-- Start of Material for this task --
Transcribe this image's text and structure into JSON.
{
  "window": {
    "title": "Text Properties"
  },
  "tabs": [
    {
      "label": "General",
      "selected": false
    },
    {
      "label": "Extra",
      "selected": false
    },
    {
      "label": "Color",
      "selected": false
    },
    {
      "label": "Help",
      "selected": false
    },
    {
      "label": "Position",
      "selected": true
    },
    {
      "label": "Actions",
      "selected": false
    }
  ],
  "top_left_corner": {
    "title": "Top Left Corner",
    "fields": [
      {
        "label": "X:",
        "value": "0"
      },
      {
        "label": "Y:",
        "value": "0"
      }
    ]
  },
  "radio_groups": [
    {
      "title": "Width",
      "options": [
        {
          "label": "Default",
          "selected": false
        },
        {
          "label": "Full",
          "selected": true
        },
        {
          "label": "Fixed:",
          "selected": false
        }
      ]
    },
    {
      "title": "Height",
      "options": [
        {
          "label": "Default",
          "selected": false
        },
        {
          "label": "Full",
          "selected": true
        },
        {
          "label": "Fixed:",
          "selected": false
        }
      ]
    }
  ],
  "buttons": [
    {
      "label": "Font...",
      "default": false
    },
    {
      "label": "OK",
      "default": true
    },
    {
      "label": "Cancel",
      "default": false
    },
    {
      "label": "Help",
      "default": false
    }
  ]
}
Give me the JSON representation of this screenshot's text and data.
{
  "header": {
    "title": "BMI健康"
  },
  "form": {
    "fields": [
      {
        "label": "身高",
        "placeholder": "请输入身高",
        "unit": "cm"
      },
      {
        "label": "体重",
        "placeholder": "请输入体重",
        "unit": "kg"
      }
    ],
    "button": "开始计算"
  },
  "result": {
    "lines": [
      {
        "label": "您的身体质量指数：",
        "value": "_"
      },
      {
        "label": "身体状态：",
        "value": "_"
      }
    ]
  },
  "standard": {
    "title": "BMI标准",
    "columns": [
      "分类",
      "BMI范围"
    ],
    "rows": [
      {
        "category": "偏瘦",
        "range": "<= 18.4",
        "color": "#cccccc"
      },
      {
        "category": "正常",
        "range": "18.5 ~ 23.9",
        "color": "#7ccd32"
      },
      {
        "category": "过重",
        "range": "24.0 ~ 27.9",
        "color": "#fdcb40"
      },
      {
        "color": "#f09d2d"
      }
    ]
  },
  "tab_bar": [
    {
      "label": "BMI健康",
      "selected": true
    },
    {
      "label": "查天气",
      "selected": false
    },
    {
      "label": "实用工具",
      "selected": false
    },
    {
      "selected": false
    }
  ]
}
-- End of Material for this task --
Given exercise: Every line from the one containing "Give me the" through the last line of the entries must be written out verbatim, and no other line.

Solved exercise:
Give me the JSON representation of this screenshot's text and data.
{
  "header": {
    "title": "BMI健康"
  },
  "form": {
    "fields": [
      {
        "label": "身高",
        "placeholder": "请输入身高",
        "unit": "cm"
      },
      {
        "label": "体重",
        "placeholder": "请输入体重",
        "unit": "kg"
      }
    ],
    "button": "开始计算"
  },
  "result": {
    "lines": [
      {
        "label": "您的身体质量指数：",
        "value": "_"
      },
      {
        "label": "身体状态：",
        "value": "_"
      }
    ]
  },
  "standard": {
    "title": "BMI标准",
    "columns": [
      "分类",
      "BMI范围"
    ],
    "rows": [
      {
        "category": "偏瘦",
        "range": "<= 18.4",
        "color": "#cccccc"
      },
      {
        "category": "正常",
        "range": "18.5 ~ 23.9",
        "color": "#7ccd32"
      },
      {
        "category": "过重",
        "range": "24.0 ~ 27.9",
        "color": "#fdcb40"
      },
      {
        "color": "#f09d2d"
      }
    ]
  },
  "tab_bar": [
    {
      "label": "BMI健康",
      "selected": true
    },
    {
      "label": "查天气",
      "selected": false
    },
    {
      "label": "实用工具",
      "selected": false
    },
    {
      "selected": false
    }
  ]
}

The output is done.